*** Input material ***

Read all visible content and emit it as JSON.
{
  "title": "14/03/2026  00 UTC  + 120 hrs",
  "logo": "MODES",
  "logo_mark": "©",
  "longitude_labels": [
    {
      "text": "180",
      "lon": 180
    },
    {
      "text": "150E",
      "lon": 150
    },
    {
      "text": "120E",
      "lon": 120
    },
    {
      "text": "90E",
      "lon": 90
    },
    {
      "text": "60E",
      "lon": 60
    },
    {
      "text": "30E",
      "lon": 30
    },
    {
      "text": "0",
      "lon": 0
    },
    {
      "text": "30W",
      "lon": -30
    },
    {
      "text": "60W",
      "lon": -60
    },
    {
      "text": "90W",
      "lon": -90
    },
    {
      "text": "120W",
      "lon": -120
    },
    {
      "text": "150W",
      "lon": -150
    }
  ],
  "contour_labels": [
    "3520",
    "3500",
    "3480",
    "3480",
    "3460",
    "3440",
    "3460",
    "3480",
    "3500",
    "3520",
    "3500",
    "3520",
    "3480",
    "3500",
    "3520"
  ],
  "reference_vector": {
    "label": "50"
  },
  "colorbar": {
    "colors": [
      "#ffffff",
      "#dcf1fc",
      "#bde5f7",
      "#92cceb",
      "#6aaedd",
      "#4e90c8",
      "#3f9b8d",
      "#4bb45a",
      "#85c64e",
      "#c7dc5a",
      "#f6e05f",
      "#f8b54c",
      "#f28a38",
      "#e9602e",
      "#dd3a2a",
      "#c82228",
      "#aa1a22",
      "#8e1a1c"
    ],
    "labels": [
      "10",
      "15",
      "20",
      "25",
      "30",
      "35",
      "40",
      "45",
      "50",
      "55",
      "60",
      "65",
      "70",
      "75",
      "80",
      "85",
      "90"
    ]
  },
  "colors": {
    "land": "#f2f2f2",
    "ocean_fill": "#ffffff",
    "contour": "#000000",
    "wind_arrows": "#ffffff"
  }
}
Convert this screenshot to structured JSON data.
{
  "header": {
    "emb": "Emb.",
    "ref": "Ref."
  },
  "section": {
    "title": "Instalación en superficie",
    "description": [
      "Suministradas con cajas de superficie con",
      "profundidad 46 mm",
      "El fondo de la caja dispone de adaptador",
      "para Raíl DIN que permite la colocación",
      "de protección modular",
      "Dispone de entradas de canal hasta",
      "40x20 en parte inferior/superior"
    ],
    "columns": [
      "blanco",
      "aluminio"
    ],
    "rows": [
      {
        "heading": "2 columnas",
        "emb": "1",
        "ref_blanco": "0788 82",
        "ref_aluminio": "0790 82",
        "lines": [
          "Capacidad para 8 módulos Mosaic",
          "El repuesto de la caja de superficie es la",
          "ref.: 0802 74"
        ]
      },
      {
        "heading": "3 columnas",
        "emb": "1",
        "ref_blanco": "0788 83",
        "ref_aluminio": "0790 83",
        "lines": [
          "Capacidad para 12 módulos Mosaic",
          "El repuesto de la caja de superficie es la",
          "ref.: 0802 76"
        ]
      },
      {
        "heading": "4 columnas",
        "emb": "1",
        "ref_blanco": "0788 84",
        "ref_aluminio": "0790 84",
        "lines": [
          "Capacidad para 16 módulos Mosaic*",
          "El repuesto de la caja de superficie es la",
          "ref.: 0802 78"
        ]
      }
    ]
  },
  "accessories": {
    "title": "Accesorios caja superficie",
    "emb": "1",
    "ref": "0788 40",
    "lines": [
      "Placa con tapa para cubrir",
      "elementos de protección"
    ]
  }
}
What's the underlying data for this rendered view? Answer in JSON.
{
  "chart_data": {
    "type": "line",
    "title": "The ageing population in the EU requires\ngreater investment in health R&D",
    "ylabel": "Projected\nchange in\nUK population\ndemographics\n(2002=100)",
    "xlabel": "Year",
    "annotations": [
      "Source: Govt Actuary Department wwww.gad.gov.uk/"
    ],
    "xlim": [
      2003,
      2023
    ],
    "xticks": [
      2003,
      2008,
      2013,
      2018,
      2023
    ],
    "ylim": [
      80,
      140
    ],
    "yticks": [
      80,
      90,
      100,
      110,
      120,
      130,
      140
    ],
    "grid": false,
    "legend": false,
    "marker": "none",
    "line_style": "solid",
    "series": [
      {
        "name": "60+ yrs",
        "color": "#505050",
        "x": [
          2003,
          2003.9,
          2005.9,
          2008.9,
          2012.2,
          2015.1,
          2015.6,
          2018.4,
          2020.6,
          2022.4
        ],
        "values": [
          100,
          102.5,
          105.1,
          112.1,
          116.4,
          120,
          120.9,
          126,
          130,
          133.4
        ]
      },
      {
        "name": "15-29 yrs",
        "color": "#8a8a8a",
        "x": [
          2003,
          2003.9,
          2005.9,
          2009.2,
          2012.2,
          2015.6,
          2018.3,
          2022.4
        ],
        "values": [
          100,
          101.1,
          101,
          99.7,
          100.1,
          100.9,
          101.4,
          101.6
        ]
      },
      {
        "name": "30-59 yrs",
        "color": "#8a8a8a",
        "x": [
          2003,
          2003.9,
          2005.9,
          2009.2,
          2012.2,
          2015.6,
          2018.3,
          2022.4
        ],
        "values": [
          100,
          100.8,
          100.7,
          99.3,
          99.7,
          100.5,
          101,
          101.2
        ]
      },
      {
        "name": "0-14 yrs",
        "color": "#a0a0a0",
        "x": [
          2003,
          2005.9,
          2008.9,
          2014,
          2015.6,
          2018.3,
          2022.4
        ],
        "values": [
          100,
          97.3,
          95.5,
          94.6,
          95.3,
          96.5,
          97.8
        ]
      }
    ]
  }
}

***

What is asked: Check each line above for "heading" and return the ones that have it.

Problem solution:
        "heading": "2 columnas",
        "heading": "3 columnas",
        "heading": "4 columnas",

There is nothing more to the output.